STATED EXERCISE - Can you write out all the lines word for word, with no pictures?
— start MATERIAL FOR THIS TASK —
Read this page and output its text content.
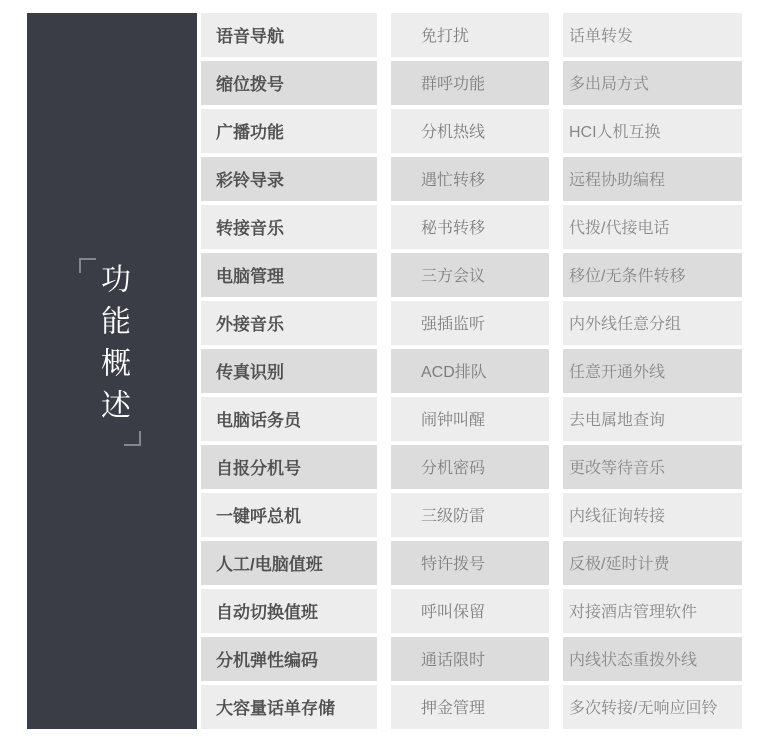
功能概述
语音导航	免打扰	话单转发
缩位拨号	群呼功能	多出局方式
广播功能	分机热线	HCI人机互换
彩铃导录	遇忙转移	远程协助编程
转接音乐	秘书转移	代拨/代接电话
电脑管理	三方会议	移位/无条件转移
外接音乐	强插监听	内外线任意分组
传真识别	ACD排队	任意开通外线
电脑话务员	闹钟叫醒	去电属地查询
自报分机号	分机密码	更改等待音乐
一键呼总机	三级防雷	内线征询转接
人工/电脑值班	特许拨号	反极/延时计费
自动切换值班	呼叫保留	对接酒店管理软件
分机弹性编码	通话限时	内线状态重拨外线
大容量话单存储	押金管理	多次转接/无响应回铃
— end MATERIAL FOR THIS TASK —
RESPONSE -
Read this page and output its text content.
功能概述
语音导航	免打扰	话单转发
缩位拨号	群呼功能	多出局方式
广播功能	分机热线	HCI人机互换
彩铃导录	遇忙转移	远程协助编程
转接音乐	秘书转移	代拨/代接电话
电脑管理	三方会议	移位/无条件转移
外接音乐	强插监听	内外线任意分组
传真识别	ACD排队	任意开通外线
电脑话务员	闹钟叫醒	去电属地查询
自报分机号	分机密码	更改等待音乐
一键呼总机	三级防雷	内线征询转接
人工/电脑值班	特许拨号	反极/延时计费
自动切换值班	呼叫保留	对接酒店管理软件
分机弹性编码	通话限时	内线状态重拨外线
大容量话单存储	押金管理	多次转接/无响应回铃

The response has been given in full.